Your objective »
Reproduce each of the lines word for word.

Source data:
--------------------------------------------------

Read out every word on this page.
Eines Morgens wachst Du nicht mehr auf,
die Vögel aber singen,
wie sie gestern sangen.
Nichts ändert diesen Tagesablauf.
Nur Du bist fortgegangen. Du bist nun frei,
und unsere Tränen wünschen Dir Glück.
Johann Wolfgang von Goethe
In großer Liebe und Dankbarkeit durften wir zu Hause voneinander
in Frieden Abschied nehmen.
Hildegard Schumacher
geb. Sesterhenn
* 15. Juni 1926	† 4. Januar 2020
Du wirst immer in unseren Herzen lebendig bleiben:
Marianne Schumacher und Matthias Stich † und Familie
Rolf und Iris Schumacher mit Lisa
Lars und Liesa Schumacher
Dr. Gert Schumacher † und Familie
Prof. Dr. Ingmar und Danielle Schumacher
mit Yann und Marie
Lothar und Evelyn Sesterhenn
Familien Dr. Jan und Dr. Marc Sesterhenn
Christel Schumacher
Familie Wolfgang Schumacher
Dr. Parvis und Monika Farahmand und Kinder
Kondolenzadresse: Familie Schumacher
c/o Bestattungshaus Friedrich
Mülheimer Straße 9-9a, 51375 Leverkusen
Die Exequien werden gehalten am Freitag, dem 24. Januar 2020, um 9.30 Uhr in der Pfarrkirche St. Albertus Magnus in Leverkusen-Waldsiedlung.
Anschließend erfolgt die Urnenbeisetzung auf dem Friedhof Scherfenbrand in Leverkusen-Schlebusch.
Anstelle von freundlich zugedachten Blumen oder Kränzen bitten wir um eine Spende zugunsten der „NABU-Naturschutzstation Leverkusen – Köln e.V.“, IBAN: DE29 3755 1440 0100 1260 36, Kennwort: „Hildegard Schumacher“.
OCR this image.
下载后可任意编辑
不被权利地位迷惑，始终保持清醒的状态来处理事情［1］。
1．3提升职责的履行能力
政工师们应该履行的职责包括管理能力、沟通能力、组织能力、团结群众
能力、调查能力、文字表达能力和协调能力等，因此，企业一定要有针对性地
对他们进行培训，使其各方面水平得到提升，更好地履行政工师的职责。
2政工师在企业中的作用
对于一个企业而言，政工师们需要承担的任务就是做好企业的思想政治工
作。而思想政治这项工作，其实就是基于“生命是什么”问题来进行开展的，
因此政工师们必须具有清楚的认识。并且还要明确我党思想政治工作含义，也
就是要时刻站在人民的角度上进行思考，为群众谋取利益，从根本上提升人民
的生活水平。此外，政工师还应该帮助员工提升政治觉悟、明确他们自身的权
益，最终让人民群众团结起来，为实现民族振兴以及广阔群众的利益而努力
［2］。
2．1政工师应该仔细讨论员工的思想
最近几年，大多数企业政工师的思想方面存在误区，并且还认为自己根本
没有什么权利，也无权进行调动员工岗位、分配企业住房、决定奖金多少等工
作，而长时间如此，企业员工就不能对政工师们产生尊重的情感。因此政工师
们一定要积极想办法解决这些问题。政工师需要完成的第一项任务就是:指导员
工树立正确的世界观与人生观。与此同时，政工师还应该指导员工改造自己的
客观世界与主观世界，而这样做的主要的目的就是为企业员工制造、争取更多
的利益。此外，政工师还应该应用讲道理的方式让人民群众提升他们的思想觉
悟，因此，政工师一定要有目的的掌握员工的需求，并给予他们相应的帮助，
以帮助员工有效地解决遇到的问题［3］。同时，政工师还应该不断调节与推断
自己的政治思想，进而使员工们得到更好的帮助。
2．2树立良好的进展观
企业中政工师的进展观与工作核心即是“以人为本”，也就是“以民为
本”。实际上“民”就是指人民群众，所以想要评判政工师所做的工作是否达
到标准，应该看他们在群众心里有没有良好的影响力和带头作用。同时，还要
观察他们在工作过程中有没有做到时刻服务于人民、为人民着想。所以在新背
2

--------------------------------------------------

Reply »
Read out every word on this page.
Eines Morgens wachst Du nicht mehr auf,
die Vögel aber singen,
wie sie gestern sangen.
Nichts ändert diesen Tagesablauf.
Nur Du bist fortgegangen. Du bist nun frei,
und unsere Tränen wünschen Dir Glück.
Johann Wolfgang von Goethe
In großer Liebe und Dankbarkeit durften wir zu Hause voneinander
in Frieden Abschied nehmen.
Hildegard Schumacher
geb. Sesterhenn
* 15. Juni 1926	† 4. Januar 2020
Du wirst immer in unseren Herzen lebendig bleiben:
Marianne Schumacher und Matthias Stich † und Familie
Rolf und Iris Schumacher mit Lisa
Lars und Liesa Schumacher
Dr. Gert Schumacher † und Familie
Prof. Dr. Ingmar und Danielle Schumacher
mit Yann und Marie
Lothar und Evelyn Sesterhenn
Familien Dr. Jan und Dr. Marc Sesterhenn
Christel Schumacher
Familie Wolfgang Schumacher
Dr. Parvis und Monika Farahmand und Kinder
Kondolenzadresse: Familie Schumacher
c/o Bestattungshaus Friedrich
Mülheimer Straße 9-9a, 51375 Leverkusen
Die Exequien werden gehalten am Freitag, dem 24. Januar 2020, um 9.30 Uhr in der Pfarrkirche St. Albertus Magnus in Leverkusen-Waldsiedlung.
Anschließend erfolgt die Urnenbeisetzung auf dem Friedhof Scherfenbrand in Leverkusen-Schlebusch.
Anstelle von freundlich zugedachten Blumen oder Kränzen bitten wir um eine Spende zugunsten der „NABU-Naturschutzstation Leverkusen – Köln e.V.“, IBAN: DE29 3755 1440 0100 1260 36, Kennwort: „Hildegard Schumacher“.
OCR this image.
下载后可任意编辑
不被权利地位迷惑，始终保持清醒的状态来处理事情［1］。
1．3提升职责的履行能力
政工师们应该履行的职责包括管理能力、沟通能力、组织能力、团结群众
能力、调查能力、文字表达能力和协调能力等，因此，企业一定要有针对性地
对他们进行培训，使其各方面水平得到提升，更好地履行政工师的职责。
2政工师在企业中的作用
对于一个企业而言，政工师们需要承担的任务就是做好企业的思想政治工
作。而思想政治这项工作，其实就是基于“生命是什么”问题来进行开展的，
因此政工师们必须具有清楚的认识。并且还要明确我党思想政治工作含义，也
就是要时刻站在人民的角度上进行思考，为群众谋取利益，从根本上提升人民
的生活水平。此外，政工师还应该帮助员工提升政治觉悟、明确他们自身的权
益，最终让人民群众团结起来，为实现民族振兴以及广阔群众的利益而努力
［2］。
2．1政工师应该仔细讨论员工的思想
最近几年，大多数企业政工师的思想方面存在误区，并且还认为自己根本
没有什么权利，也无权进行调动员工岗位、分配企业住房、决定奖金多少等工
作，而长时间如此，企业员工就不能对政工师们产生尊重的情感。因此政工师
们一定要积极想办法解决这些问题。政工师需要完成的第一项任务就是:指导员
工树立正确的世界观与人生观。与此同时，政工师还应该指导员工改造自己的
客观世界与主观世界，而这样做的主要的目的就是为企业员工制造、争取更多
的利益。此外，政工师还应该应用讲道理的方式让人民群众提升他们的思想觉
悟，因此，政工师一定要有目的的掌握员工的需求，并给予他们相应的帮助，
以帮助员工有效地解决遇到的问题［3］。同时，政工师还应该不断调节与推断
自己的政治思想，进而使员工们得到更好的帮助。
2．2树立良好的进展观
企业中政工师的进展观与工作核心即是“以人为本”，也就是“以民为
本”。实际上“民”就是指人民群众，所以想要评判政工师所做的工作是否达
到标准，应该看他们在群众心里有没有良好的影响力和带头作用。同时，还要
观察他们在工作过程中有没有做到时刻服务于人民、为人民着想。所以在新背
2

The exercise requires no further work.